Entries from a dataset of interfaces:
▬▬▬

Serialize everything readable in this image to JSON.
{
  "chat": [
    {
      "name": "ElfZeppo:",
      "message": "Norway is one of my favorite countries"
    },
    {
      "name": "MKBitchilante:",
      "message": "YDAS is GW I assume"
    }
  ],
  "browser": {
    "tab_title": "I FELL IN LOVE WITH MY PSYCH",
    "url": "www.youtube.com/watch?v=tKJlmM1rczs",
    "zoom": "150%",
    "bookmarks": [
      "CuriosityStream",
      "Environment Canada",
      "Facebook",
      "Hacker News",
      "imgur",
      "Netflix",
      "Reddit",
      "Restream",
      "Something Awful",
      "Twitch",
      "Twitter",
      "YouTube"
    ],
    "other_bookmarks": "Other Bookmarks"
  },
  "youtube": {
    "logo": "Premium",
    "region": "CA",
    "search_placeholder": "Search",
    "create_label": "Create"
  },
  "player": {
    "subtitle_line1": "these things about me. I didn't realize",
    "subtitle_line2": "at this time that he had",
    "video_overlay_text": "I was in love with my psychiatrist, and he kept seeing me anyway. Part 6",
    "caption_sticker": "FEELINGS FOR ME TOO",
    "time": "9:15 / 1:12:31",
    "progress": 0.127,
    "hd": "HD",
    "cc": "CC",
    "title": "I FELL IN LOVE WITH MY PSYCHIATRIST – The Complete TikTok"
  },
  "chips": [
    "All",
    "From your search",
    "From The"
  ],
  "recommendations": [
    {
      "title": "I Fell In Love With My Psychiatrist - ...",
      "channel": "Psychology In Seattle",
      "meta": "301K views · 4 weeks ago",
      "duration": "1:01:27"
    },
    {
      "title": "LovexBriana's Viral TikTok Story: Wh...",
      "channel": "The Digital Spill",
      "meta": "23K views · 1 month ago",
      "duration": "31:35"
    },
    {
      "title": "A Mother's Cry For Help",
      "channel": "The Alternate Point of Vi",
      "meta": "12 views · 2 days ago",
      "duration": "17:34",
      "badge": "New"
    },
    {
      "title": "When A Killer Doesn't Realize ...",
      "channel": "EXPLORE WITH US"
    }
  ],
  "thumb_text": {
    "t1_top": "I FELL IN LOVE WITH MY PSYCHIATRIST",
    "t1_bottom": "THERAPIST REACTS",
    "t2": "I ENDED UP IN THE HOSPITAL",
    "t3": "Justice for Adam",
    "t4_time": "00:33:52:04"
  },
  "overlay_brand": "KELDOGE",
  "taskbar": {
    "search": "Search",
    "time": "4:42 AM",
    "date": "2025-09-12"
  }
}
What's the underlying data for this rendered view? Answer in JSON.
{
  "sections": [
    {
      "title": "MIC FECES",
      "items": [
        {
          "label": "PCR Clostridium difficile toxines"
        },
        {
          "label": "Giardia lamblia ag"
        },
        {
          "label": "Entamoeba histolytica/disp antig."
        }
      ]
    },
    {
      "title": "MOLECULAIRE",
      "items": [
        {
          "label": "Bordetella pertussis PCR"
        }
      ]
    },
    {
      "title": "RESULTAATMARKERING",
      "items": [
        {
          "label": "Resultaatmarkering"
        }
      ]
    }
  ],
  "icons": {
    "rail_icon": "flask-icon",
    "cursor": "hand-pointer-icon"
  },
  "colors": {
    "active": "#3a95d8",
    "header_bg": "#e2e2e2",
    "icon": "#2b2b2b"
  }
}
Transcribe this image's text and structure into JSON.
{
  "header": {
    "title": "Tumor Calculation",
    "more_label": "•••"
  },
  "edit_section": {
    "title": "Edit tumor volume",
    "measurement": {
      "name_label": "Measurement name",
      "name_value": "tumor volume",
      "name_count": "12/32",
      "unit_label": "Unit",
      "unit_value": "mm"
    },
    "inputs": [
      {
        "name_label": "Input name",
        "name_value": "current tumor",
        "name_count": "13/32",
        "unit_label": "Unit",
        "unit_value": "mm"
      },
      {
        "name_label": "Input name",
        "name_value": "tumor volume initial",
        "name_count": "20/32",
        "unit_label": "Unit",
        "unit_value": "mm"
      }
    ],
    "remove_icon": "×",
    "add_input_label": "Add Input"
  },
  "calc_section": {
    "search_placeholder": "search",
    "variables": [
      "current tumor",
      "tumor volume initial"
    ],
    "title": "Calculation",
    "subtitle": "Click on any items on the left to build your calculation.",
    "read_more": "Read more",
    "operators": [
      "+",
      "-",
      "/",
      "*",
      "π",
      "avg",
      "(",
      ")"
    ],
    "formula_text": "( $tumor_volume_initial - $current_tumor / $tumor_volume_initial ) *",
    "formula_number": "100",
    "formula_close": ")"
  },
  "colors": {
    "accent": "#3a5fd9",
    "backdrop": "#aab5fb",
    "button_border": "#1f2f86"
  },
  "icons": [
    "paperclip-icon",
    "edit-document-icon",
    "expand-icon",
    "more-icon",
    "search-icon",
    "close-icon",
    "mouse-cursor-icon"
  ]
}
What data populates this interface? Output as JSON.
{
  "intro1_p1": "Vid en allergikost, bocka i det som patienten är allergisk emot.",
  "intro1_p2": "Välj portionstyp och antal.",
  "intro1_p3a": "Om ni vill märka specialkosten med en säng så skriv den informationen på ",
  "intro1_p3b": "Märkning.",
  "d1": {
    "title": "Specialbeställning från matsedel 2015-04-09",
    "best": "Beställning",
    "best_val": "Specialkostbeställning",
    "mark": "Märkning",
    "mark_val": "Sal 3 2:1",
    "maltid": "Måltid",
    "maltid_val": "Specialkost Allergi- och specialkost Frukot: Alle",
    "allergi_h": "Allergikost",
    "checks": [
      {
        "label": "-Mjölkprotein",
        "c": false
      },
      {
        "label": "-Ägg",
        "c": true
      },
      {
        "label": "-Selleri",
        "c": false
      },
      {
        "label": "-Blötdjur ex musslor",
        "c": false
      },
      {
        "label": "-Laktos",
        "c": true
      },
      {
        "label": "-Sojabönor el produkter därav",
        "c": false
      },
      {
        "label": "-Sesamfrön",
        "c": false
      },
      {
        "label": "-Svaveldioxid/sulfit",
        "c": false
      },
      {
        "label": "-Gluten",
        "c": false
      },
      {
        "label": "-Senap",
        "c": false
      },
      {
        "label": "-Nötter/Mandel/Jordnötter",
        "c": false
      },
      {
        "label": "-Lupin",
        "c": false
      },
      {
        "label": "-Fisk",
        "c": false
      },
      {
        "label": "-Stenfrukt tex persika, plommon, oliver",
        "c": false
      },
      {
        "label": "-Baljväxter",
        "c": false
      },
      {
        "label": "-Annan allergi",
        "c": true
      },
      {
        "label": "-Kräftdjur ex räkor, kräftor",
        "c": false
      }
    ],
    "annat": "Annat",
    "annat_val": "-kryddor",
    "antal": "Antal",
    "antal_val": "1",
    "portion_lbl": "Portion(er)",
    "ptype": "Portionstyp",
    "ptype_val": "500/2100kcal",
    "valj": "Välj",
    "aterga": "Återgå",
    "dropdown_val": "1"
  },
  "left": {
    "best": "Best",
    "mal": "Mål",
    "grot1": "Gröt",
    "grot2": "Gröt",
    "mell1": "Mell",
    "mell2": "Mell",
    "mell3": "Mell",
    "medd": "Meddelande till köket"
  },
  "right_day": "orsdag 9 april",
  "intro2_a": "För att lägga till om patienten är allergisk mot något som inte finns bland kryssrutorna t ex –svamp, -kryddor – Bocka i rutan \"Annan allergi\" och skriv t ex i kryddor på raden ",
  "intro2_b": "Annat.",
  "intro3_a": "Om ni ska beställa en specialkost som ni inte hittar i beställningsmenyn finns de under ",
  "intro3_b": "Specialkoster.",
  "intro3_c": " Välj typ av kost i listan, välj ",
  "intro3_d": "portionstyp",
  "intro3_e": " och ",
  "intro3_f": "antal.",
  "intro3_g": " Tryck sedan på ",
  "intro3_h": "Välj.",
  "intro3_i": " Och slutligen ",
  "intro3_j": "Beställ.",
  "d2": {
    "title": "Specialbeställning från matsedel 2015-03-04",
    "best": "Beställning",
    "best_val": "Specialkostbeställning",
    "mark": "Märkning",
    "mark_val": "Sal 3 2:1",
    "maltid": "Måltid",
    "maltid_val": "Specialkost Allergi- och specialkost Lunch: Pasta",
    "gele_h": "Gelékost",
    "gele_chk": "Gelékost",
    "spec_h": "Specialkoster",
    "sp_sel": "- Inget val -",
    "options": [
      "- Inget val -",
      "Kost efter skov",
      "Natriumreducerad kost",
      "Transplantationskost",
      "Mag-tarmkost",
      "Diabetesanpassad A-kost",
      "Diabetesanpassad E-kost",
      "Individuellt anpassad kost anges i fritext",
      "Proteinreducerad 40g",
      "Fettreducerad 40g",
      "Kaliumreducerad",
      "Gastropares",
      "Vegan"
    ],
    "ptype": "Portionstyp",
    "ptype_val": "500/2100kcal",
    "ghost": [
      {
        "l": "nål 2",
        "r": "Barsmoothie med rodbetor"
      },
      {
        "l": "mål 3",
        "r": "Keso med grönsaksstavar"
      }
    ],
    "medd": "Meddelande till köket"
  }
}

▬▬▬

Task to complete: When a line of the records includes "patienten", that line belongs in the answer.

Output for this exercise:
  "intro1_p1": "Vid en allergikost, bocka i det som patienten är allergisk emot.",
  "intro2_a": "För att lägga till om patienten är allergisk mot något som inte finns bland kryssrutorna t ex –svamp, -kryddor – Bocka i rutan \"Annan allergi\" och skriv t ex i kryddor på raden ",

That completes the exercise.